Start of EXERCISE MATERIAL

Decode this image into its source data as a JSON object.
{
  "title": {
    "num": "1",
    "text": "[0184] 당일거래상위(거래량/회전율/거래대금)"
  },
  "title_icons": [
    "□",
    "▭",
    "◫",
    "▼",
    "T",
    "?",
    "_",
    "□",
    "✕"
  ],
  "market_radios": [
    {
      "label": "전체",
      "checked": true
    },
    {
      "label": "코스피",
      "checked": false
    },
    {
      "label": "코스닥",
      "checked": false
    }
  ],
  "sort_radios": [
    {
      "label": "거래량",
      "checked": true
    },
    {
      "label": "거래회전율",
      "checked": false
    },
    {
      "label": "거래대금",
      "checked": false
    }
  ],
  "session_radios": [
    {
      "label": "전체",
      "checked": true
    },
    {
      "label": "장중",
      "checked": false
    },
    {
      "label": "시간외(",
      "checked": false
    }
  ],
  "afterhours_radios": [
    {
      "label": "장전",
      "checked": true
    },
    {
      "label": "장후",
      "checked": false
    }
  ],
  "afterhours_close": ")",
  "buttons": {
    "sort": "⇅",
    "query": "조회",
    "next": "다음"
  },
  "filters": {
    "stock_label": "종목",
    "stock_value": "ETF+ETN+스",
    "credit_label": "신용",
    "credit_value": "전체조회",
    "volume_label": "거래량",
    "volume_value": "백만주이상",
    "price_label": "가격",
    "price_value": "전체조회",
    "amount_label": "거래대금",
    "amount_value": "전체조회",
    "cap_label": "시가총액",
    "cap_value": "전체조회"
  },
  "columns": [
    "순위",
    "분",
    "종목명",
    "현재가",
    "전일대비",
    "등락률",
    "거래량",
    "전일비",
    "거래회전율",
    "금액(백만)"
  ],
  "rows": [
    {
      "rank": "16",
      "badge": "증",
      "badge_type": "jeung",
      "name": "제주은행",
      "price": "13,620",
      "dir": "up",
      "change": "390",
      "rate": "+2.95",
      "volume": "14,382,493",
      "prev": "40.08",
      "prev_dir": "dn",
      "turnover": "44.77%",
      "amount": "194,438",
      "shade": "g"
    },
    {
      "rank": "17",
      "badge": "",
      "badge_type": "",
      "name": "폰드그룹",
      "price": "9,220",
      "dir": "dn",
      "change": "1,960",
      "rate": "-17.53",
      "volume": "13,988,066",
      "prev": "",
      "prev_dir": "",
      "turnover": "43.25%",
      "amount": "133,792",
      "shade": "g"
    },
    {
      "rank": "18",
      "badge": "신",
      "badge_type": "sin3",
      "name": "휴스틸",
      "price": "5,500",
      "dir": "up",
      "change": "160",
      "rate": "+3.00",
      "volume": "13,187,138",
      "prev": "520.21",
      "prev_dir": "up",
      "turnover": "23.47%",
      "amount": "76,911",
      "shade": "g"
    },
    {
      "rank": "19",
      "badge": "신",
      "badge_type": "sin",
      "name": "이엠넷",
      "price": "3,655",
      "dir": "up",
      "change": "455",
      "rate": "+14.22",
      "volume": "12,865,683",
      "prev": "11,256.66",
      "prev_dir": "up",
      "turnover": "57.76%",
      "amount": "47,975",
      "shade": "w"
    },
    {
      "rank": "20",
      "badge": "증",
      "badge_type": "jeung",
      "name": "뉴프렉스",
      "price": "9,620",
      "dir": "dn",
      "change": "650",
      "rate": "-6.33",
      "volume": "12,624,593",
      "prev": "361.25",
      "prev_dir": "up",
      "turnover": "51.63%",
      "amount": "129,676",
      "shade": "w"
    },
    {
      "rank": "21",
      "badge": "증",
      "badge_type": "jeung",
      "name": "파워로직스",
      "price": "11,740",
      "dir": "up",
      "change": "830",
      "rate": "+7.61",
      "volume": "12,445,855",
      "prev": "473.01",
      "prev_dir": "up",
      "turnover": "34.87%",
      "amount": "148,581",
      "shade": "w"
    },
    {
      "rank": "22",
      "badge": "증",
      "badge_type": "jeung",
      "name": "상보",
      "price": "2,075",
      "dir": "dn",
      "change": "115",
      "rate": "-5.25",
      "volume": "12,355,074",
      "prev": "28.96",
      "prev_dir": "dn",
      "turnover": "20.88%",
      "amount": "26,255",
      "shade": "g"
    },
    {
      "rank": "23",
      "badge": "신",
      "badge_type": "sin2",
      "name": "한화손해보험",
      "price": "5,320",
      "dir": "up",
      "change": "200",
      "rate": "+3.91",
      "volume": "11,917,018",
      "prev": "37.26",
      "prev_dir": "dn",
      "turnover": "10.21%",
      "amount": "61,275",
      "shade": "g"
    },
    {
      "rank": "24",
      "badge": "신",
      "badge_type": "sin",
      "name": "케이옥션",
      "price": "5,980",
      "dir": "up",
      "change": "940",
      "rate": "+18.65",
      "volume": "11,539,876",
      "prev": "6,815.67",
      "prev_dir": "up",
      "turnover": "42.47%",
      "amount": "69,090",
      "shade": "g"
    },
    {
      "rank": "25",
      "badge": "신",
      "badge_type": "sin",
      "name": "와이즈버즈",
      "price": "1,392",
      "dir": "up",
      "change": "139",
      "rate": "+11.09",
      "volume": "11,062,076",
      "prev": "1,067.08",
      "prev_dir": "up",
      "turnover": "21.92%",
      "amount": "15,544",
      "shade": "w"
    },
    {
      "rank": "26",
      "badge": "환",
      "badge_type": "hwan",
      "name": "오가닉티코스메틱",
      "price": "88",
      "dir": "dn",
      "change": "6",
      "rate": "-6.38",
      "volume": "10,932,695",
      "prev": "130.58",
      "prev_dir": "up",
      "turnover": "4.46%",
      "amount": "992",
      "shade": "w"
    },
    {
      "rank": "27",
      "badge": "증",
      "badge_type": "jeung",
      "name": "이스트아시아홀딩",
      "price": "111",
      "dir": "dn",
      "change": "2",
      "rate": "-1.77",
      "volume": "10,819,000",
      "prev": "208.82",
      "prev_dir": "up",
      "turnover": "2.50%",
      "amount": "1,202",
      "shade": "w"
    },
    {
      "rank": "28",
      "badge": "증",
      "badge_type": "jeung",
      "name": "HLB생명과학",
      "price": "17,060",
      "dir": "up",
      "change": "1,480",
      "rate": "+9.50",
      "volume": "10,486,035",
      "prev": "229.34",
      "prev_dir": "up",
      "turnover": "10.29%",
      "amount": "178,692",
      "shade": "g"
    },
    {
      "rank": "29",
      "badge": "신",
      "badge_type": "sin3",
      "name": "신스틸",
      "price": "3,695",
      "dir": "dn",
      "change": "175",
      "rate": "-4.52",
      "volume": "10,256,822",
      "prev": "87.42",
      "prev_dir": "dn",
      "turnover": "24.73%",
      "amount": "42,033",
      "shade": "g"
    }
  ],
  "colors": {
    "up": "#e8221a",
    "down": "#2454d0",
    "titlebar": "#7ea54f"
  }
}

End of EXERCISE MATERIAL

DESCRIPTION OF THE TASK: Output each record exactly, leaving nothing out.

WRITTEN ANSWER:
Decode this image into its source data as a JSON object.
{
  "title": {
    "num": "1",
    "text": "[0184] 당일거래상위(거래량/회전율/거래대금)"
  },
  "title_icons": [
    "□",
    "▭",
    "◫",
    "▼",
    "T",
    "?",
    "_",
    "□",
    "✕"
  ],
  "market_radios": [
    {
      "label": "전체",
      "checked": true
    },
    {
      "label": "코스피",
      "checked": false
    },
    {
      "label": "코스닥",
      "checked": false
    }
  ],
  "sort_radios": [
    {
      "label": "거래량",
      "checked": true
    },
    {
      "label": "거래회전율",
      "checked": false
    },
    {
      "label": "거래대금",
      "checked": false
    }
  ],
  "session_radios": [
    {
      "label": "전체",
      "checked": true
    },
    {
      "label": "장중",
      "checked": false
    },
    {
      "label": "시간외(",
      "checked": false
    }
  ],
  "afterhours_radios": [
    {
      "label": "장전",
      "checked": true
    },
    {
      "label": "장후",
      "checked": false
    }
  ],
  "afterhours_close": ")",
  "buttons": {
    "sort": "⇅",
    "query": "조회",
    "next": "다음"
  },
  "filters": {
    "stock_label": "종목",
    "stock_value": "ETF+ETN+스",
    "credit_label": "신용",
    "credit_value": "전체조회",
    "volume_label": "거래량",
    "volume_value": "백만주이상",
    "price_label": "가격",
    "price_value": "전체조회",
    "amount_label": "거래대금",
    "amount_value": "전체조회",
    "cap_label": "시가총액",
    "cap_value": "전체조회"
  },
  "columns": [
    "순위",
    "분",
    "종목명",
    "현재가",
    "전일대비",
    "등락률",
    "거래량",
    "전일비",
    "거래회전율",
    "금액(백만)"
  ],
  "rows": [
    {
      "rank": "16",
      "badge": "증",
      "badge_type": "jeung",
      "name": "제주은행",
      "price": "13,620",
      "dir": "up",
      "change": "390",
      "rate": "+2.95",
      "volume": "14,382,493",
      "prev": "40.08",
      "prev_dir": "dn",
      "turnover": "44.77%",
      "amount": "194,438",
      "shade": "g"
    },
    {
      "rank": "17",
      "badge": "",
      "badge_type": "",
      "name": "폰드그룹",
      "price": "9,220",
      "dir": "dn",
      "change": "1,960",
      "rate": "-17.53",
      "volume": "13,988,066",
      "prev": "",
      "prev_dir": "",
      "turnover": "43.25%",
      "amount": "133,792",
      "shade": "g"
    },
    {
      "rank": "18",
      "badge": "신",
      "badge_type": "sin3",
      "name": "휴스틸",
      "price": "5,500",
      "dir": "up",
      "change": "160",
      "rate": "+3.00",
      "volume": "13,187,138",
      "prev": "520.21",
      "prev_dir": "up",
      "turnover": "23.47%",
      "amount": "76,911",
      "shade": "g"
    },
    {
      "rank": "19",
      "badge": "신",
      "badge_type": "sin",
      "name": "이엠넷",
      "price": "3,655",
      "dir": "up",
      "change": "455",
      "rate": "+14.22",
      "volume": "12,865,683",
      "prev": "11,256.66",
      "prev_dir": "up",
      "turnover": "57.76%",
      "amount": "47,975",
      "shade": "w"
    },
    {
      "rank": "20",
      "badge": "증",
      "badge_type": "jeung",
      "name": "뉴프렉스",
      "price": "9,620",
      "dir": "dn",
      "change": "650",
      "rate": "-6.33",
      "volume": "12,624,593",
      "prev": "361.25",
      "prev_dir": "up",
      "turnover": "51.63%",
      "amount": "129,676",
      "shade": "w"
    },
    {
      "rank": "21",
      "badge": "증",
      "badge_type": "jeung",
      "name": "파워로직스",
      "price": "11,740",
      "dir": "up",
      "change": "830",
      "rate": "+7.61",
      "volume": "12,445,855",
      "prev": "473.01",
      "prev_dir": "up",
      "turnover": "34.87%",
      "amount": "148,581",
      "shade": "w"
    },
    {
      "rank": "22",
      "badge": "증",
      "badge_type": "jeung",
      "name": "상보",
      "price": "2,075",
      "dir": "dn",
      "change": "115",
      "rate": "-5.25",
      "volume": "12,355,074",
      "prev": "28.96",
      "prev_dir": "dn",
      "turnover": "20.88%",
      "amount": "26,255",
      "shade": "g"
    },
    {
      "rank": "23",
      "badge": "신",
      "badge_type": "sin2",
      "name": "한화손해보험",
      "price": "5,320",
      "dir": "up",
      "change": "200",
      "rate": "+3.91",
      "volume": "11,917,018",
      "prev": "37.26",
      "prev_dir": "dn",
      "turnover": "10.21%",
      "amount": "61,275",
      "shade": "g"
    },
    {
      "rank": "24",
      "badge": "신",
      "badge_type": "sin",
      "name": "케이옥션",
      "price": "5,980",
      "dir": "up",
      "change": "940",
      "rate": "+18.65",
      "volume": "11,539,876",
      "prev": "6,815.67",
      "prev_dir": "up",
      "turnover": "42.47%",
      "amount": "69,090",
      "shade": "g"
    },
    {
      "rank": "25",
      "badge": "신",
      "badge_type": "sin",
      "name": "와이즈버즈",
      "price": "1,392",
      "dir": "up",
      "change": "139",
      "rate": "+11.09",
      "volume": "11,062,076",
      "prev": "1,067.08",
      "prev_dir": "up",
      "turnover": "21.92%",
      "amount": "15,544",
      "shade": "w"
    },
    {
      "rank": "26",
      "badge": "환",
      "badge_type": "hwan",
      "name": "오가닉티코스메틱",
      "price": "88",
      "dir": "dn",
      "change": "6",
      "rate": "-6.38",
      "volume": "10,932,695",
      "prev": "130.58",
      "prev_dir": "up",
      "turnover": "4.46%",
      "amount": "992",
      "shade": "w"
    },
    {
      "rank": "27",
      "badge": "증",
      "badge_type": "jeung",
      "name": "이스트아시아홀딩",
      "price": "111",
      "dir": "dn",
      "change": "2",
      "rate": "-1.77",
      "volume": "10,819,000",
      "prev": "208.82",
      "prev_dir": "up",
      "turnover": "2.50%",
      "amount": "1,202",
      "shade": "w"
    },
    {
      "rank": "28",
      "badge": "증",
      "badge_type": "jeung",
      "name": "HLB생명과학",
      "price": "17,060",
      "dir": "up",
      "change": "1,480",
      "rate": "+9.50",
      "volume": "10,486,035",
      "prev": "229.34",
      "prev_dir": "up",
      "turnover": "10.29%",
      "amount": "178,692",
      "shade": "g"
    },
    {
      "rank": "29",
      "badge": "신",
      "badge_type": "sin3",
      "name": "신스틸",
      "price": "3,695",
      "dir": "dn",
      "change": "175",
      "rate": "-4.52",
      "volume": "10,256,822",
      "prev": "87.42",
      "prev_dir": "dn",
      "turnover": "24.73%",
      "amount": "42,033",
      "shade": "g"
    }
  ],
  "colors": {
    "up": "#e8221a",
    "down": "#2454d0",
    "titlebar": "#7ea54f"
  }
}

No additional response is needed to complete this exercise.